Only the number is wanted: count the lines in the data with "color" in them.

■ ■ ■ ■ ■

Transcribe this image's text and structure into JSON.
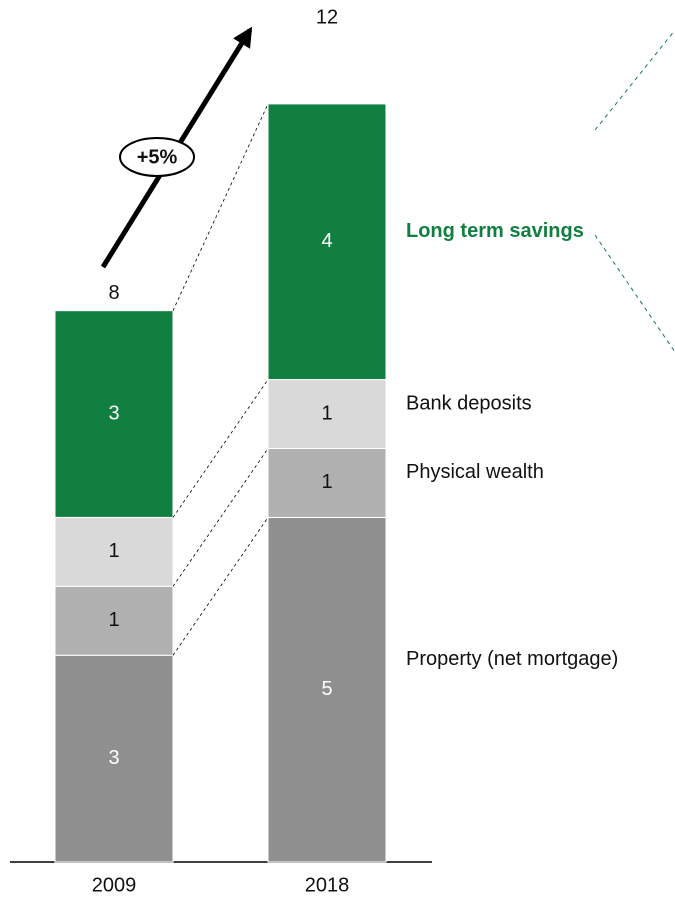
{
  "chart_data": {
    "type": "stacked_bar",
    "categories": [
      "2009",
      "2018"
    ],
    "series": [
      {
        "name": "Property (net mortgage)",
        "color": "#8f8f8f",
        "values": [
          3,
          5
        ]
      },
      {
        "name": "Physical wealth",
        "color": "#b0b0b0",
        "values": [
          1,
          1
        ]
      },
      {
        "name": "Bank deposits",
        "color": "#d9d9d9",
        "values": [
          1,
          1
        ]
      },
      {
        "name": "Long term savings",
        "color": "#117f40",
        "values": [
          3,
          4
        ]
      }
    ],
    "totals": [
      8,
      12
    ],
    "annotation": "+5%"
  }
}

■ ■ ■ ■ ■

● Expected output
4